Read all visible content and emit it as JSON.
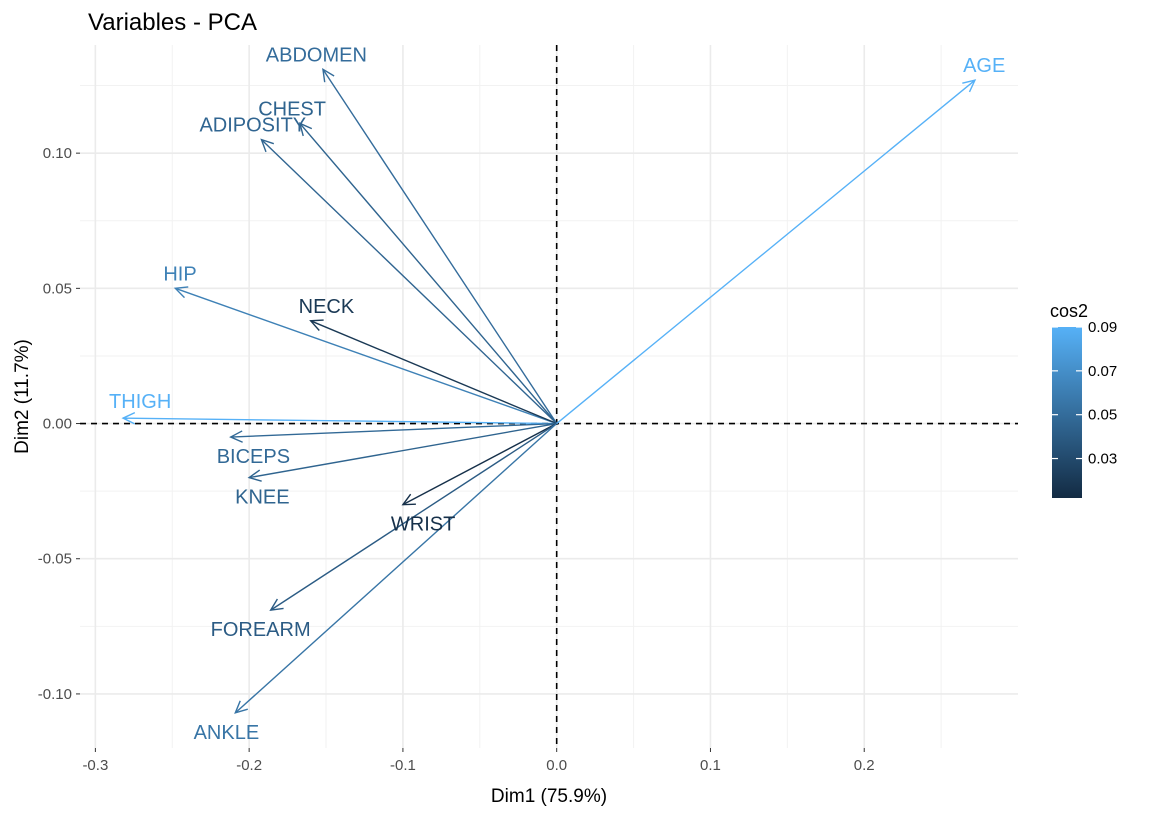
{
  "chart_data": {
    "type": "pca-variable-arrows",
    "title": "Variables - PCA",
    "xlabel": "Dim1 (75.9%)",
    "ylabel": "Dim2 (11.7%)",
    "xlim": [
      -0.31,
      0.3
    ],
    "ylim": [
      -0.12,
      0.14
    ],
    "x_ticks": [
      -0.3,
      -0.2,
      -0.1,
      0.0,
      0.1,
      0.2
    ],
    "x_tick_labels": [
      "-0.3",
      "-0.2",
      "-0.1",
      "0.0",
      "0.1",
      "0.2"
    ],
    "y_ticks": [
      -0.1,
      -0.05,
      0.0,
      0.05,
      0.1
    ],
    "y_tick_labels": [
      "-0.10",
      "-0.05",
      "0.00",
      "0.05",
      "0.10"
    ],
    "grid": true,
    "reference_lines": {
      "x": 0,
      "y": 0,
      "style": "dashed"
    },
    "color_scale": {
      "name": "cos2",
      "min": 0.012,
      "max": 0.09,
      "low_color": "#132B43",
      "high_color": "#56B1F7",
      "ticks": [
        0.03,
        0.05,
        0.07,
        0.09
      ],
      "tick_labels": [
        "0.03",
        "0.05",
        "0.07",
        "0.09"
      ]
    },
    "legend_position": "right",
    "variables": [
      {
        "name": "ABDOMEN",
        "x": -0.152,
        "y": 0.131,
        "cos2": 0.05
      },
      {
        "name": "CHEST",
        "x": -0.167,
        "y": 0.111,
        "cos2": 0.045
      },
      {
        "name": "ADIPOSITY",
        "x": -0.192,
        "y": 0.105,
        "cos2": 0.046
      },
      {
        "name": "HIP",
        "x": -0.248,
        "y": 0.05,
        "cos2": 0.062
      },
      {
        "name": "NECK",
        "x": -0.16,
        "y": 0.038,
        "cos2": 0.02
      },
      {
        "name": "THIGH",
        "x": -0.282,
        "y": 0.002,
        "cos2": 0.09
      },
      {
        "name": "BICEPS",
        "x": -0.212,
        "y": -0.005,
        "cos2": 0.048
      },
      {
        "name": "KNEE",
        "x": -0.2,
        "y": -0.02,
        "cos2": 0.045
      },
      {
        "name": "WRIST",
        "x": -0.1,
        "y": -0.03,
        "cos2": 0.015
      },
      {
        "name": "FOREARM",
        "x": -0.186,
        "y": -0.069,
        "cos2": 0.04
      },
      {
        "name": "ANKLE",
        "x": -0.209,
        "y": -0.107,
        "cos2": 0.055
      },
      {
        "name": "AGE",
        "x": 0.272,
        "y": 0.127,
        "cos2": 0.09
      }
    ]
  }
}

==============================

**WRITTEN PROBLEM**
Every entry above is to be set down exactly; the pictures are to be left out.

**RESULT**
Read all visible content and emit it as JSON.
{
  "chart_data": {
    "type": "pca-variable-arrows",
    "title": "Variables - PCA",
    "xlabel": "Dim1 (75.9%)",
    "ylabel": "Dim2 (11.7%)",
    "xlim": [
      -0.31,
      0.3
    ],
    "ylim": [
      -0.12,
      0.14
    ],
    "x_ticks": [
      -0.3,
      -0.2,
      -0.1,
      0.0,
      0.1,
      0.2
    ],
    "x_tick_labels": [
      "-0.3",
      "-0.2",
      "-0.1",
      "0.0",
      "0.1",
      "0.2"
    ],
    "y_ticks": [
      -0.1,
      -0.05,
      0.0,
      0.05,
      0.1
    ],
    "y_tick_labels": [
      "-0.10",
      "-0.05",
      "0.00",
      "0.05",
      "0.10"
    ],
    "grid": true,
    "reference_lines": {
      "x": 0,
      "y": 0,
      "style": "dashed"
    },
    "color_scale": {
      "name": "cos2",
      "min": 0.012,
      "max": 0.09,
      "low_color": "#132B43",
      "high_color": "#56B1F7",
      "ticks": [
        0.03,
        0.05,
        0.07,
        0.09
      ],
      "tick_labels": [
        "0.03",
        "0.05",
        "0.07",
        "0.09"
      ]
    },
    "legend_position": "right",
    "variables": [
      {
        "name": "ABDOMEN",
        "x": -0.152,
        "y": 0.131,
        "cos2": 0.05
      },
      {
        "name": "CHEST",
        "x": -0.167,
        "y": 0.111,
        "cos2": 0.045
      },
      {
        "name": "ADIPOSITY",
        "x": -0.192,
        "y": 0.105,
        "cos2": 0.046
      },
      {
        "name": "HIP",
        "x": -0.248,
        "y": 0.05,
        "cos2": 0.062
      },
      {
        "name": "NECK",
        "x": -0.16,
        "y": 0.038,
        "cos2": 0.02
      },
      {
        "name": "THIGH",
        "x": -0.282,
        "y": 0.002,
        "cos2": 0.09
      },
      {
        "name": "BICEPS",
        "x": -0.212,
        "y": -0.005,
        "cos2": 0.048
      },
      {
        "name": "KNEE",
        "x": -0.2,
        "y": -0.02,
        "cos2": 0.045
      },
      {
        "name": "WRIST",
        "x": -0.1,
        "y": -0.03,
        "cos2": 0.015
      },
      {
        "name": "FOREARM",
        "x": -0.186,
        "y": -0.069,
        "cos2": 0.04
      },
      {
        "name": "ANKLE",
        "x": -0.209,
        "y": -0.107,
        "cos2": 0.055
      },
      {
        "name": "AGE",
        "x": 0.272,
        "y": 0.127,
        "cos2": 0.09
      }
    ]
  }
}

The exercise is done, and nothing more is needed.